» EXERCISE GOAL:
Spot every line with the word "werden" and return it.

(Stored records)
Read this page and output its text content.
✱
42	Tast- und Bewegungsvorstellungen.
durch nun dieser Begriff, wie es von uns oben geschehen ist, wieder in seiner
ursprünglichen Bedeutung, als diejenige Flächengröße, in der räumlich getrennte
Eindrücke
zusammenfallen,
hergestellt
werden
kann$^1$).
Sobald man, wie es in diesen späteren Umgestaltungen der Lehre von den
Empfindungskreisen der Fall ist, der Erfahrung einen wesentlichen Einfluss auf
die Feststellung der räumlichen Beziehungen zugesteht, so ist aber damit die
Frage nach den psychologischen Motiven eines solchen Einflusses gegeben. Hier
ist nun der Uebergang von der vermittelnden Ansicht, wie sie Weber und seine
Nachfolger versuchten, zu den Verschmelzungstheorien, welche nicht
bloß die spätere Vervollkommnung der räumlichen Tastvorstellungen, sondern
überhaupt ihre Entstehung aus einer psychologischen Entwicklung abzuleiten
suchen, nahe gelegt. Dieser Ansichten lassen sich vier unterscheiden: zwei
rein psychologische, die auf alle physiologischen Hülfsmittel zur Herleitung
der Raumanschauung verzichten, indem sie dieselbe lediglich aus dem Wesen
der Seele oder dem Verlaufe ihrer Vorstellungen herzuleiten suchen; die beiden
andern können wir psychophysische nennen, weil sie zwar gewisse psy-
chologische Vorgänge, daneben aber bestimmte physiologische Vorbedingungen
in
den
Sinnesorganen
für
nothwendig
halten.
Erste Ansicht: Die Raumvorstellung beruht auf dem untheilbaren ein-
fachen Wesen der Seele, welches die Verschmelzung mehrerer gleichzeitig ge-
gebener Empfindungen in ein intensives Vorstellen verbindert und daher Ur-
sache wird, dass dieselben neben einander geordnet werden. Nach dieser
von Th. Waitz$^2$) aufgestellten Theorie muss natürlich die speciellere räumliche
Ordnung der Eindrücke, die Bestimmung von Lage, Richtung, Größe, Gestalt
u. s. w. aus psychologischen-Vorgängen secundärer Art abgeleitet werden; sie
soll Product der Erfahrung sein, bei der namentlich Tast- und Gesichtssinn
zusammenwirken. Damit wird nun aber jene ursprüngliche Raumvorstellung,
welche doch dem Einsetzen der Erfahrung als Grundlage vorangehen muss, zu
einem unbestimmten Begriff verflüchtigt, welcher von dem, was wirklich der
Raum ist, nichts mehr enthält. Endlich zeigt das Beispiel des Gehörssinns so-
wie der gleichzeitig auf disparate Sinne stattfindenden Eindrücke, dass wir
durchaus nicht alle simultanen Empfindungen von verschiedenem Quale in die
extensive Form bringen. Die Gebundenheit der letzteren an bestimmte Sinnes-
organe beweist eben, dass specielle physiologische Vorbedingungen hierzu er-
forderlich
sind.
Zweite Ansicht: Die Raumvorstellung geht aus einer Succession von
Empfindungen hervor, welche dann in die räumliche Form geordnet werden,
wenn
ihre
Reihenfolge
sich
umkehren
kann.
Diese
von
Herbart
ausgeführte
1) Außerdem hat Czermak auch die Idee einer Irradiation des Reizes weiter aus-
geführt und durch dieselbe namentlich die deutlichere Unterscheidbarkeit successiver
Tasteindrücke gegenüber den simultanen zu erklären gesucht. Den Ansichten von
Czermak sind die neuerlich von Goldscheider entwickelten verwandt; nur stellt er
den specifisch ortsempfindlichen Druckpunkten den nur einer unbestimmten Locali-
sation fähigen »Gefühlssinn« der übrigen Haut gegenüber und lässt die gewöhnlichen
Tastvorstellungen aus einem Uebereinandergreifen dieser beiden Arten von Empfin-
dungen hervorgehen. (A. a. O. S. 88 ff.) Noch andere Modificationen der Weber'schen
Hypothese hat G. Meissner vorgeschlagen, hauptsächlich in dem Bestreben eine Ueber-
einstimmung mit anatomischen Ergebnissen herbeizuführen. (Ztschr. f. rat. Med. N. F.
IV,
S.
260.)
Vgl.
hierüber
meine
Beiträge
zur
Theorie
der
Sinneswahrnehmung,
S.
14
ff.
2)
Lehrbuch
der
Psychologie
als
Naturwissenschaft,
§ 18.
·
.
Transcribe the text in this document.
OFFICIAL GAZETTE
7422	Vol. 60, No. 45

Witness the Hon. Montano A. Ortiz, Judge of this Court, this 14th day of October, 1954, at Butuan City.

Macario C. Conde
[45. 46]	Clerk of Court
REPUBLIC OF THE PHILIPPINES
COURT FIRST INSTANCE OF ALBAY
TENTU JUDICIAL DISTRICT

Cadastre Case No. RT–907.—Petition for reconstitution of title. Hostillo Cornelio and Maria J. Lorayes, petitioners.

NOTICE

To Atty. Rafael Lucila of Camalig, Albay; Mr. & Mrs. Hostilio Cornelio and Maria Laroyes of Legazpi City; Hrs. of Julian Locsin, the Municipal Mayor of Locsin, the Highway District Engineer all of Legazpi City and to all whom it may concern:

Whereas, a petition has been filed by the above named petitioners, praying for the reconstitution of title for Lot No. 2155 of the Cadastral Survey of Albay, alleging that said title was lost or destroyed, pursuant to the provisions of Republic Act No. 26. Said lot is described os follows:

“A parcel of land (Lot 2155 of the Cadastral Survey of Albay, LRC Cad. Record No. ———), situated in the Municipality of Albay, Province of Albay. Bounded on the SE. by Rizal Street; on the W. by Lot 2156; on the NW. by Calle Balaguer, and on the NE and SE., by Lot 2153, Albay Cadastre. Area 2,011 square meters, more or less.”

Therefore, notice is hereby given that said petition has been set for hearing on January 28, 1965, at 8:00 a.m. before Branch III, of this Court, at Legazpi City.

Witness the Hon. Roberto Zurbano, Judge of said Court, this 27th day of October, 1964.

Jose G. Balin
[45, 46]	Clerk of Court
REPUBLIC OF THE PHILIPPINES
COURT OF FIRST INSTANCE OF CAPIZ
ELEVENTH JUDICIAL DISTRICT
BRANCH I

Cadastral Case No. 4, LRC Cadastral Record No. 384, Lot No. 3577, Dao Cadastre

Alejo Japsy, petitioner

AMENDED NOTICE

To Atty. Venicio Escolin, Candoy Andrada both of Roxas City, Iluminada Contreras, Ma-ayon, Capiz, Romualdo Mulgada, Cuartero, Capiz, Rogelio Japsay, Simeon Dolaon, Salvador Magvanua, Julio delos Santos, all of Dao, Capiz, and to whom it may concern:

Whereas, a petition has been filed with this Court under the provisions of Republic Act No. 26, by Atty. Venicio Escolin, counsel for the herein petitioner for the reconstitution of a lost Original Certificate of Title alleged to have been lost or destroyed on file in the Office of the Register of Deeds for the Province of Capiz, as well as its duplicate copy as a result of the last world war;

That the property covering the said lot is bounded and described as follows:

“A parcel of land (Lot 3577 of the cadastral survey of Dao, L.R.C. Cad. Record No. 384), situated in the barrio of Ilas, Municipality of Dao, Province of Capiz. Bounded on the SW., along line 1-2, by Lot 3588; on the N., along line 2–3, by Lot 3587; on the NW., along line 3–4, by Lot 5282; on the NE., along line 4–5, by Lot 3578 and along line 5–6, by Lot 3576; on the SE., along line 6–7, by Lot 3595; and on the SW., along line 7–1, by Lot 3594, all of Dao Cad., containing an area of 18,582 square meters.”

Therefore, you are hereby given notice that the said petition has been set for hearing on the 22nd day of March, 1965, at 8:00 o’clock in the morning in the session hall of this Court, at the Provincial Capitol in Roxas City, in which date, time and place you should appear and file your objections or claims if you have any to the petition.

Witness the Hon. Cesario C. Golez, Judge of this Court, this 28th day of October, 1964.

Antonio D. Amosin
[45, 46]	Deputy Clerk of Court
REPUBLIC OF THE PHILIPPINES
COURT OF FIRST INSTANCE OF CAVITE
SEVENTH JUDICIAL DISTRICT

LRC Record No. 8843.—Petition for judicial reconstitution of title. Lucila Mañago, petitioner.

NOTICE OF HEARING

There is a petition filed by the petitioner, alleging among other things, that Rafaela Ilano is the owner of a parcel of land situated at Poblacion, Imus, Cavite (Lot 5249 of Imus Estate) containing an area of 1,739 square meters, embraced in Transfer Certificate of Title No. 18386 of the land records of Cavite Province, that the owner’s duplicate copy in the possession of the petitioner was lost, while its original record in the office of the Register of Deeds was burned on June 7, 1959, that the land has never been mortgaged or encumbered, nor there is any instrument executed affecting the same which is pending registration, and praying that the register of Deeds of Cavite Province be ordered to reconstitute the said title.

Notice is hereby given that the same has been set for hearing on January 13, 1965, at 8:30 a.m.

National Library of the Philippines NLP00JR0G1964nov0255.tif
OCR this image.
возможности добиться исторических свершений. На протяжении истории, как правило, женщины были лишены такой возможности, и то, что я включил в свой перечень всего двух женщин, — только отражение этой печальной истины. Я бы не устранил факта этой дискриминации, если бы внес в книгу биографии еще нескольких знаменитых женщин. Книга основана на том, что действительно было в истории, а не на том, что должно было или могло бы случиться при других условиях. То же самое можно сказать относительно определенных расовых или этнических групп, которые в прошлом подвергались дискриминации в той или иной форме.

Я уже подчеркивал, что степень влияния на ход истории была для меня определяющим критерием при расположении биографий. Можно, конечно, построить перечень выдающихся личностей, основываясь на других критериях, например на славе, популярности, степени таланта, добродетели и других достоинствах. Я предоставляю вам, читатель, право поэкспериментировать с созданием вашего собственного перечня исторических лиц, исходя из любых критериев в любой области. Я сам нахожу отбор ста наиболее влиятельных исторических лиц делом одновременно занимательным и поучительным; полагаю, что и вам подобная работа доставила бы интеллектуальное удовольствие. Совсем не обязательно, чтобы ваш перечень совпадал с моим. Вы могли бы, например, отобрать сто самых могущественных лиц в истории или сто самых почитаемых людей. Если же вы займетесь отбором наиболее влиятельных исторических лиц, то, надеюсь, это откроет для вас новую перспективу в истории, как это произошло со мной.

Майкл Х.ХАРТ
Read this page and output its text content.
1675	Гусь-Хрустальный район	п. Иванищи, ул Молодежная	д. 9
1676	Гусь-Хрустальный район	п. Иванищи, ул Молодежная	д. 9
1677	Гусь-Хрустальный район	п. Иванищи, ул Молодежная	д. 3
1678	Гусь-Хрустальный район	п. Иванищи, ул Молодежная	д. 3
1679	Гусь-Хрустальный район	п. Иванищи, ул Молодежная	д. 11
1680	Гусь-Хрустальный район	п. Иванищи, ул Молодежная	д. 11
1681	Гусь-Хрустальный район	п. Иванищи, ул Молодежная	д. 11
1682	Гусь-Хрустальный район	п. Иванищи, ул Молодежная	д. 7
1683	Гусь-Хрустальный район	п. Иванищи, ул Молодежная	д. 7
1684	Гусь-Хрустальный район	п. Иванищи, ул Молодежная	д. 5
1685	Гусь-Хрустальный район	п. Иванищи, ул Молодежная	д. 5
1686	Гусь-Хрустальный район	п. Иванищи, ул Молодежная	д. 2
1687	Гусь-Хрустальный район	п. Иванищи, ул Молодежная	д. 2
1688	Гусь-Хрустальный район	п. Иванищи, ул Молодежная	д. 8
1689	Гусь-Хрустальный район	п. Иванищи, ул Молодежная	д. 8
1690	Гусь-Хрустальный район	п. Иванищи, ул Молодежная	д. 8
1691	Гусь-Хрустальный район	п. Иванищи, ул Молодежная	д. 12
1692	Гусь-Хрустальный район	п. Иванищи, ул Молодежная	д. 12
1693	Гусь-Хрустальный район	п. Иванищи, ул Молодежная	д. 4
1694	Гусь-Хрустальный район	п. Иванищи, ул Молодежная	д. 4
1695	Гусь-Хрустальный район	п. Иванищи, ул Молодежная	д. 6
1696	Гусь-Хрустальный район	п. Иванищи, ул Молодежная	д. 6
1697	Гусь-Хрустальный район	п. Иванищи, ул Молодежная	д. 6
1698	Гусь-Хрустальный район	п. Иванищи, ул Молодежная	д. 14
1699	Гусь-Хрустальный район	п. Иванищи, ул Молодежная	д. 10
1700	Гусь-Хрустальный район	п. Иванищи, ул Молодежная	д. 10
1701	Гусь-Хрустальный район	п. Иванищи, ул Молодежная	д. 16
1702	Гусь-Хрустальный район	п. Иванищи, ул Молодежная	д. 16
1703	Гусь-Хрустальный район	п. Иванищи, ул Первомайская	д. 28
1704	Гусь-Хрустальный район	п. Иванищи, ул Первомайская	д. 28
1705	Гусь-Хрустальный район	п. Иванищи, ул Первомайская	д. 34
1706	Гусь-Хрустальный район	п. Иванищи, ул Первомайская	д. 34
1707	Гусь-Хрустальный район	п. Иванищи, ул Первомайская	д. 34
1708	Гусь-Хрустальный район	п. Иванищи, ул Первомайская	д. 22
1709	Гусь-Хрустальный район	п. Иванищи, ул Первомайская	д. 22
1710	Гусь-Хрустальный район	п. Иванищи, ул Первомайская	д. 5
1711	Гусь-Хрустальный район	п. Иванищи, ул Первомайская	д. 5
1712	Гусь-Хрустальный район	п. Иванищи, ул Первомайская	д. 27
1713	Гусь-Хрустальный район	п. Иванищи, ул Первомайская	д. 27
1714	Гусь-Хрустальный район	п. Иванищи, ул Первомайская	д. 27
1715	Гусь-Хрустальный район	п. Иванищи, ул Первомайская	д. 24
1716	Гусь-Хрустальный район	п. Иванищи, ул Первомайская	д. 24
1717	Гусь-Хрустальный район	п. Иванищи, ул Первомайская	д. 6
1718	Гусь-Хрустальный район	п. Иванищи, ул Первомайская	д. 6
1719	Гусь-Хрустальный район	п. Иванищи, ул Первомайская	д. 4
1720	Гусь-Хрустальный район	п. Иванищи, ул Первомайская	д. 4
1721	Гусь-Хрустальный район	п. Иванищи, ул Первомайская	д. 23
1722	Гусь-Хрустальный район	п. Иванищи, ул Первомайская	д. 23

» RESULT OF THIS TASK:
werden
sache wird, dass dieselben neben einander geordnet werden. Nach dieser
u. s. w. aus psychologischen-Vorgängen secundärer Art abgeleitet werden; sie
Empfindungen hervor, welche dann in die räumliche Form geordnet werden,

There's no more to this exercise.